» **WORK INSTRUCTION**
Determine how many lines in the entries below include the word "object", and reply with that number alone.

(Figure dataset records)
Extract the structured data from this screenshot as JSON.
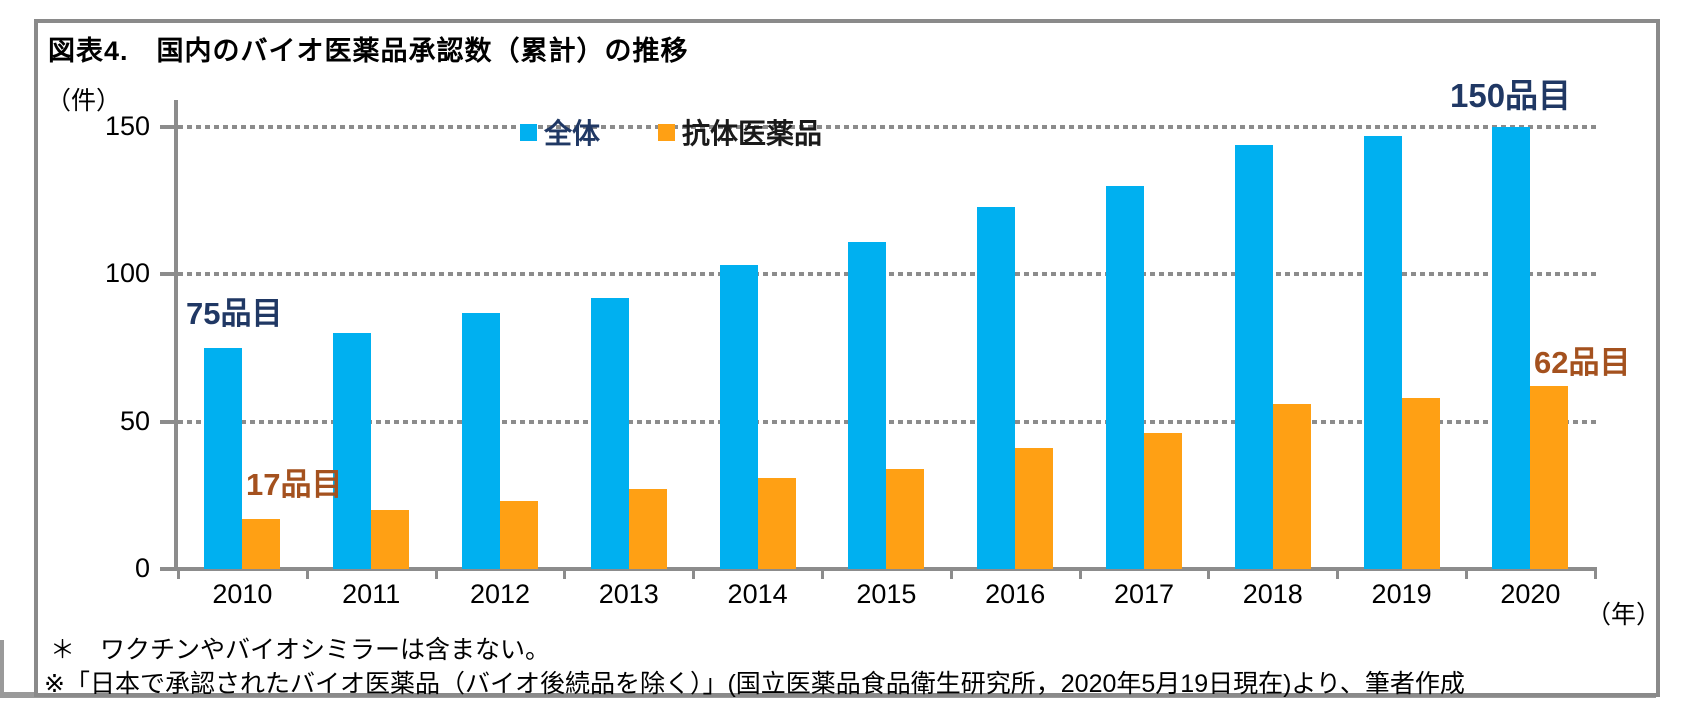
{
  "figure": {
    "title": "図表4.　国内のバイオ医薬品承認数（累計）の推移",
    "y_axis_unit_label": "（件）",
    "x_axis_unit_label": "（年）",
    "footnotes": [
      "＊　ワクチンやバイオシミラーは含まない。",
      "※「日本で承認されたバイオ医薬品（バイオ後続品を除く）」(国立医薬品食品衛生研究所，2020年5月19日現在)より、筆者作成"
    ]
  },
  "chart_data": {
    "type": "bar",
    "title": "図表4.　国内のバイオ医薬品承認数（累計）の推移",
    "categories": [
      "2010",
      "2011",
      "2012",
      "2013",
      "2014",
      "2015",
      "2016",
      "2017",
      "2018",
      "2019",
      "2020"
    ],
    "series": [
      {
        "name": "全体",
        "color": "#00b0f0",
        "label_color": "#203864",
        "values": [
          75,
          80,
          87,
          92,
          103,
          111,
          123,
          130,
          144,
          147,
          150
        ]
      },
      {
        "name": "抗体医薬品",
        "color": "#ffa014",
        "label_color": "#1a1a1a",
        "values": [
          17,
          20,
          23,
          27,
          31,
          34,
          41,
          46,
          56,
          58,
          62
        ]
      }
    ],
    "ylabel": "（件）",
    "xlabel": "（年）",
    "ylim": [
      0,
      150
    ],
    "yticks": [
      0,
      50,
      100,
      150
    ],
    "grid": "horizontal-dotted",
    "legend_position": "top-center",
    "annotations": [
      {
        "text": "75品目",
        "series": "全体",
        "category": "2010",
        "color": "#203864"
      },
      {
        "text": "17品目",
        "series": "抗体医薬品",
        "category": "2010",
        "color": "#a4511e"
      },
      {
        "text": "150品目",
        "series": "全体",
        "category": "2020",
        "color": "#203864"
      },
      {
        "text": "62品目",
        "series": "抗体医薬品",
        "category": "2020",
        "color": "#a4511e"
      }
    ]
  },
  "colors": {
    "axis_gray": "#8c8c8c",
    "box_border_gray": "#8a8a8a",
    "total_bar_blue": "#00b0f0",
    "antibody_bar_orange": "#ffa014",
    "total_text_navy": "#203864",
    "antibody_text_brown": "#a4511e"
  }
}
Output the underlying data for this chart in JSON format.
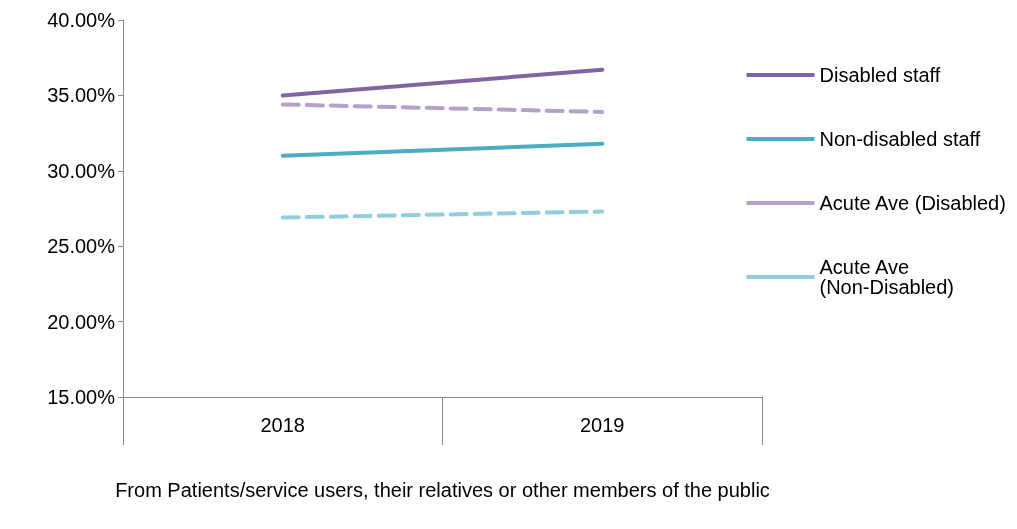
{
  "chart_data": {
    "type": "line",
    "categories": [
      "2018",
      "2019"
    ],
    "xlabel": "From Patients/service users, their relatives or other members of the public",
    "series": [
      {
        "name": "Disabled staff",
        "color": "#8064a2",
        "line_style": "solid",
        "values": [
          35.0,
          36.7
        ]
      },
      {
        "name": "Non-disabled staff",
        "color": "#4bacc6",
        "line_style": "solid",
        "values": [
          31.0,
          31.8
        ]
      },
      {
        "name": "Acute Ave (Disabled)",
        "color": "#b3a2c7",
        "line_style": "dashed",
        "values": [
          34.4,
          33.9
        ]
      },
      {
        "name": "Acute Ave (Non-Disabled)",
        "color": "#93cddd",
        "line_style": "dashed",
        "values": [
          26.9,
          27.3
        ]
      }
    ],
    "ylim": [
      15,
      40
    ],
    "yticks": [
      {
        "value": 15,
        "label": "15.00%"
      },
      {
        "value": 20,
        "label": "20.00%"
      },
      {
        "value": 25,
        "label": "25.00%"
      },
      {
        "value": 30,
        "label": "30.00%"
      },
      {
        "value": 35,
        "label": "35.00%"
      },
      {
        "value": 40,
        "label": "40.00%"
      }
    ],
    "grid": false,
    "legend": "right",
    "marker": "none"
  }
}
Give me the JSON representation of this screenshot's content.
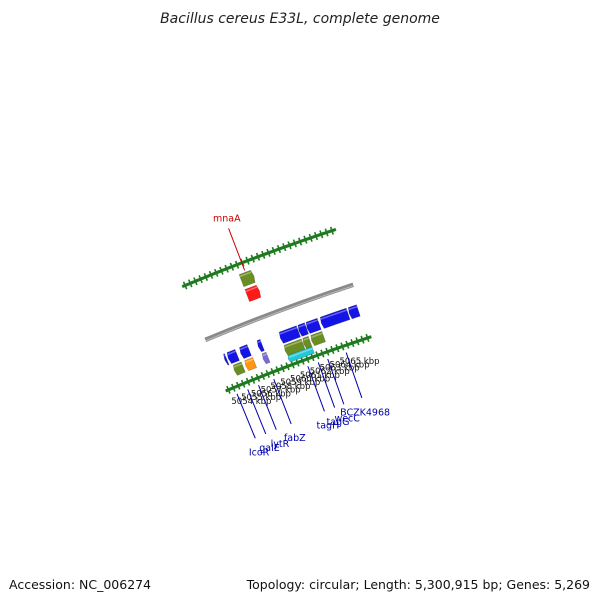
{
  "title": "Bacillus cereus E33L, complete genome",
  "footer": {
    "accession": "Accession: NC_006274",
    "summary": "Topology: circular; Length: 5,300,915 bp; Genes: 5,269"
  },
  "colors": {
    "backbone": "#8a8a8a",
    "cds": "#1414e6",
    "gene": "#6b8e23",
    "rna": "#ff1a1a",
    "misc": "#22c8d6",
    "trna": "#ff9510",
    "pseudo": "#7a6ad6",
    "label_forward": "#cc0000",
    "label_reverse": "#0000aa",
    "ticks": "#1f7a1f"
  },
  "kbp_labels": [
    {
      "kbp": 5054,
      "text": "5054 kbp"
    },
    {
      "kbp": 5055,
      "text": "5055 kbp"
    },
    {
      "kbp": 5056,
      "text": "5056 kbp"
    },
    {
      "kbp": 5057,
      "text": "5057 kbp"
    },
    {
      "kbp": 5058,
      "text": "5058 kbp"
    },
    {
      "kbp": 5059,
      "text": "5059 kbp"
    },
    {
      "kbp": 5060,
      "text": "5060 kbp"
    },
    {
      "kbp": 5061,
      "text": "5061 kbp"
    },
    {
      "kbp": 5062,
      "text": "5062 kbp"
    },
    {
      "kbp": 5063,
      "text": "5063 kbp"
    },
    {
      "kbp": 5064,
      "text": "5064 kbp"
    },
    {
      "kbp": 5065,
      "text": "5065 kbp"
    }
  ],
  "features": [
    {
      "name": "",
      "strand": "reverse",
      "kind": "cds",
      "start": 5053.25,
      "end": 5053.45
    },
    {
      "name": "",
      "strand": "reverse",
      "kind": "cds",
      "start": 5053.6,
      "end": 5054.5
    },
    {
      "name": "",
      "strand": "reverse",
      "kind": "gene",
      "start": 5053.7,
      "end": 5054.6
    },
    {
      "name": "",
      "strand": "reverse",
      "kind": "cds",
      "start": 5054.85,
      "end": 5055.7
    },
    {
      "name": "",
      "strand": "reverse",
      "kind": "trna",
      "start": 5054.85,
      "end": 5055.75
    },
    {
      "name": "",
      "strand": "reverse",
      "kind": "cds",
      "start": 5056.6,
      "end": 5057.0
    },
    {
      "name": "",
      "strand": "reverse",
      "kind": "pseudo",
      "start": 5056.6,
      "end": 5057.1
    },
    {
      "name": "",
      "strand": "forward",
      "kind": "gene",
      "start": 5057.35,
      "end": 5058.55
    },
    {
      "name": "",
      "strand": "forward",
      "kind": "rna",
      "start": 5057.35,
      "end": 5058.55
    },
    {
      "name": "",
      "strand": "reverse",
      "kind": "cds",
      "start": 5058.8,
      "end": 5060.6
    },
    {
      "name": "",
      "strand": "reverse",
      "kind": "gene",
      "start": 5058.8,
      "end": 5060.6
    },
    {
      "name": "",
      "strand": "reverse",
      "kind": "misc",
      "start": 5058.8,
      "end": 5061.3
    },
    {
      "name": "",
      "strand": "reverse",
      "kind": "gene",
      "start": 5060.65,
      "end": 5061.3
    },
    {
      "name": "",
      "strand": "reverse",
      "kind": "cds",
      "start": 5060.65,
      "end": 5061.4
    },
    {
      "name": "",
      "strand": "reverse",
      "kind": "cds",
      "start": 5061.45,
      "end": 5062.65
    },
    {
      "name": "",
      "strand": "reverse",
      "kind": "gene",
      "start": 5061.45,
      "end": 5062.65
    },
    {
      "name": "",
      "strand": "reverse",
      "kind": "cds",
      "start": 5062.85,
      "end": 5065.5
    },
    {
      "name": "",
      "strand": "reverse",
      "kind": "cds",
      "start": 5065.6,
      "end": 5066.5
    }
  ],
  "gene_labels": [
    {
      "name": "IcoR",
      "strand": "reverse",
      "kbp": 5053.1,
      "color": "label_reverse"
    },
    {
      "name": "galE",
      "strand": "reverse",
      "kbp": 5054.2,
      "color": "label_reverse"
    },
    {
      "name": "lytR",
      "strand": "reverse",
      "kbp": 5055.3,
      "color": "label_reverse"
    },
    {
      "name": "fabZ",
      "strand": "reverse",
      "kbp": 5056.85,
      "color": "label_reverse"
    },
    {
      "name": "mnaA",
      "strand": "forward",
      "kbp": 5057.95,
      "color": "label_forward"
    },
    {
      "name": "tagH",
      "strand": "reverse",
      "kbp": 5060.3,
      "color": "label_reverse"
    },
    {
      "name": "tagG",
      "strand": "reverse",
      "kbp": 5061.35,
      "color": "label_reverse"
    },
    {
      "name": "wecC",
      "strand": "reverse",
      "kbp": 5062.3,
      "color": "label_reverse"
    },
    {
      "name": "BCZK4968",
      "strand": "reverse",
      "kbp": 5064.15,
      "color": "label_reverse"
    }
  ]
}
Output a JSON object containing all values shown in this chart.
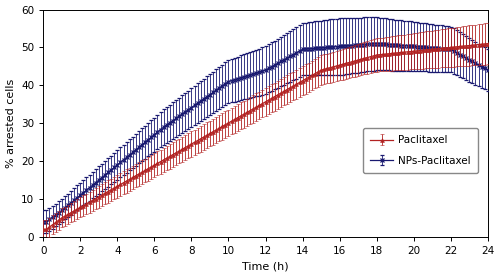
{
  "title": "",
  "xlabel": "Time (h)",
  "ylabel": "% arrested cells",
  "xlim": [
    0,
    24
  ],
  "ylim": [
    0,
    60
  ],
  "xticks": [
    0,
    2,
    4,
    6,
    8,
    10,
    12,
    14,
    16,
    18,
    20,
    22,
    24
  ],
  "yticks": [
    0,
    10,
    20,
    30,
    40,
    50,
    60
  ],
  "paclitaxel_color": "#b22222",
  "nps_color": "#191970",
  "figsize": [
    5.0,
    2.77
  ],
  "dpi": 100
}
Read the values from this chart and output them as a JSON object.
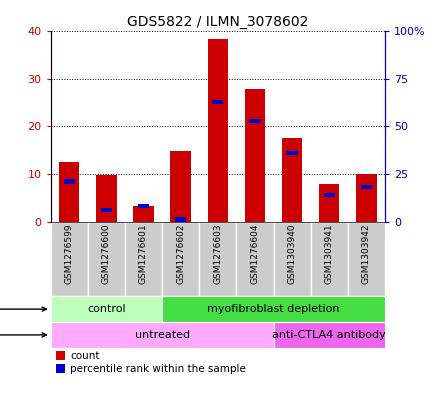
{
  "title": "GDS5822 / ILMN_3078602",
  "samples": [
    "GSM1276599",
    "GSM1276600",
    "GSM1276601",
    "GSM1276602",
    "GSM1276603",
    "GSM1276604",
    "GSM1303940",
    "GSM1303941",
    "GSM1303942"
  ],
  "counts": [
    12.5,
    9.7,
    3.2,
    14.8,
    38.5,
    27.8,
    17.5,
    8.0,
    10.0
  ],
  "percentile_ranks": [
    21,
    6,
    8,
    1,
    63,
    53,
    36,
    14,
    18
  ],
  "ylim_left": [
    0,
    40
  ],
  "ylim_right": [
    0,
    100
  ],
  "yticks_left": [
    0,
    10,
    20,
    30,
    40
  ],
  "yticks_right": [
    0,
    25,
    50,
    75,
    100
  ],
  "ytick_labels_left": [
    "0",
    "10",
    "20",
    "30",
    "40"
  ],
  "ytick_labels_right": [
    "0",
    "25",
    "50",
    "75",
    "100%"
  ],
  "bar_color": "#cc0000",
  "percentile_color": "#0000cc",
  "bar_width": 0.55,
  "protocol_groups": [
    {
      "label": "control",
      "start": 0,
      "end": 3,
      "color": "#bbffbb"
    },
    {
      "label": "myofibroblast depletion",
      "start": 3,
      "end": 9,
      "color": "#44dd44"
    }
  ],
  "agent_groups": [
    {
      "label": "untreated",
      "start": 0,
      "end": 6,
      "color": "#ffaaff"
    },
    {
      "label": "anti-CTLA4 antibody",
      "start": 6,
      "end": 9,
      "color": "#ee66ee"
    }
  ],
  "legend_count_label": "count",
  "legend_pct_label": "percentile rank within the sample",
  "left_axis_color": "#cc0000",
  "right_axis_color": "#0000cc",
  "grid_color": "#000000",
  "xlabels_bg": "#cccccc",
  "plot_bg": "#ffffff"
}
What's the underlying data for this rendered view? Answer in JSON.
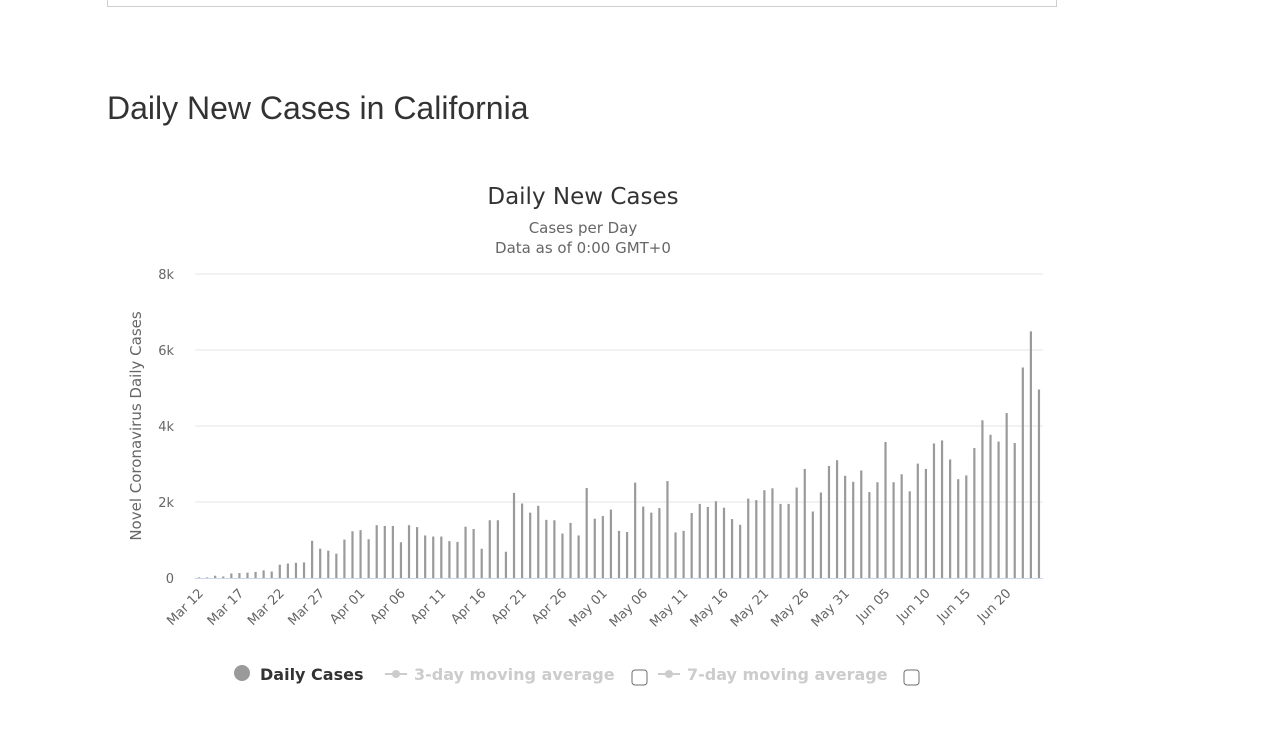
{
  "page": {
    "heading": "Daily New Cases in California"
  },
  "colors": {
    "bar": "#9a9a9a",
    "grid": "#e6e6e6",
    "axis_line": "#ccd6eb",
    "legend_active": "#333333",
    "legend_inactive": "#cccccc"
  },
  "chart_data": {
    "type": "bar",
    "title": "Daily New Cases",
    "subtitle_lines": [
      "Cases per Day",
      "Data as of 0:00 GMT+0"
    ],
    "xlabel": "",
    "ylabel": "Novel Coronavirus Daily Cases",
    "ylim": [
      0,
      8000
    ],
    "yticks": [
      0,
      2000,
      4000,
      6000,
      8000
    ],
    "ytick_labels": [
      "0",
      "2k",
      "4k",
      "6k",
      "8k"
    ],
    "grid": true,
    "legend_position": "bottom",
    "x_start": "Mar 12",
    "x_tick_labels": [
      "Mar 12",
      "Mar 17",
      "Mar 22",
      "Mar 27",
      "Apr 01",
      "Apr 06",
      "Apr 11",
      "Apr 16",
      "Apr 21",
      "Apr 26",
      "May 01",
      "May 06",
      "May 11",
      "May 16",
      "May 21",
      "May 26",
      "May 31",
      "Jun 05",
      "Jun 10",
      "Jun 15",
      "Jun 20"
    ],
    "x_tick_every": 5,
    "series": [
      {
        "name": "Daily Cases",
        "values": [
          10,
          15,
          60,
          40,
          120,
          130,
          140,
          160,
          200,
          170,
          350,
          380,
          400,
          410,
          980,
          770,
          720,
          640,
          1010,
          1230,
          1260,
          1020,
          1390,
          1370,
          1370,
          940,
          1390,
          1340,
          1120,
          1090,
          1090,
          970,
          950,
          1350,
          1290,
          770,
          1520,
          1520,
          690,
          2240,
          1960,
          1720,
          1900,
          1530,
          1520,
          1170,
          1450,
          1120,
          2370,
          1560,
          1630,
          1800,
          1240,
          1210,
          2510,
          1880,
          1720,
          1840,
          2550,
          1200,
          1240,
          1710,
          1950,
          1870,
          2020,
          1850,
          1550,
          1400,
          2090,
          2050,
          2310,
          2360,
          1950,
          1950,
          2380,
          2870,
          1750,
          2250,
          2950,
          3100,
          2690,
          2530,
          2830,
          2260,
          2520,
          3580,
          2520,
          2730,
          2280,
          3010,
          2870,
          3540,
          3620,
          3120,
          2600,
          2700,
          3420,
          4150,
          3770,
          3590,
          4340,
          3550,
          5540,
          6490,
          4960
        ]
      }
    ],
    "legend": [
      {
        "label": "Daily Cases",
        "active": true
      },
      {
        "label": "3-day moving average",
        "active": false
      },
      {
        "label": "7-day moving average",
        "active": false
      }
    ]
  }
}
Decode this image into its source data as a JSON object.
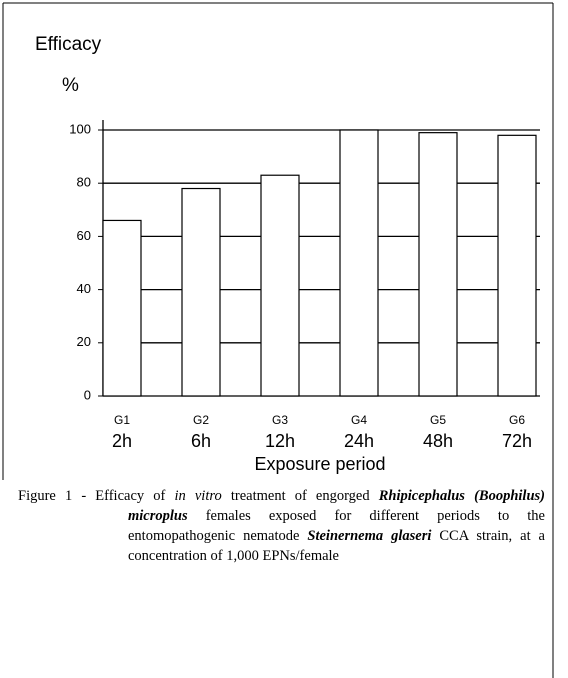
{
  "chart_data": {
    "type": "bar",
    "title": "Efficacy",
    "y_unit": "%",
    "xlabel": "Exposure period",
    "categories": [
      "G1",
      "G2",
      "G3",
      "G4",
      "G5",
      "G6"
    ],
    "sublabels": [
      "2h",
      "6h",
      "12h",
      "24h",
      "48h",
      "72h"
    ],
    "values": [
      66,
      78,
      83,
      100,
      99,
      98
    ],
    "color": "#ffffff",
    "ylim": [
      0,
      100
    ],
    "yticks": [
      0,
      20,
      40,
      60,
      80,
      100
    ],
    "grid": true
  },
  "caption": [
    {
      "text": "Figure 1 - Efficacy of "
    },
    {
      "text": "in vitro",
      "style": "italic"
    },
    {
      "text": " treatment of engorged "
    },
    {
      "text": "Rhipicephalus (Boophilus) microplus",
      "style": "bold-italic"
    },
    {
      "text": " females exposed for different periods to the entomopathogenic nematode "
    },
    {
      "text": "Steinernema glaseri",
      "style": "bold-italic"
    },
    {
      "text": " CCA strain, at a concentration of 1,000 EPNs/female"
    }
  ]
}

» **SOLUTION TO THIS TASK**
3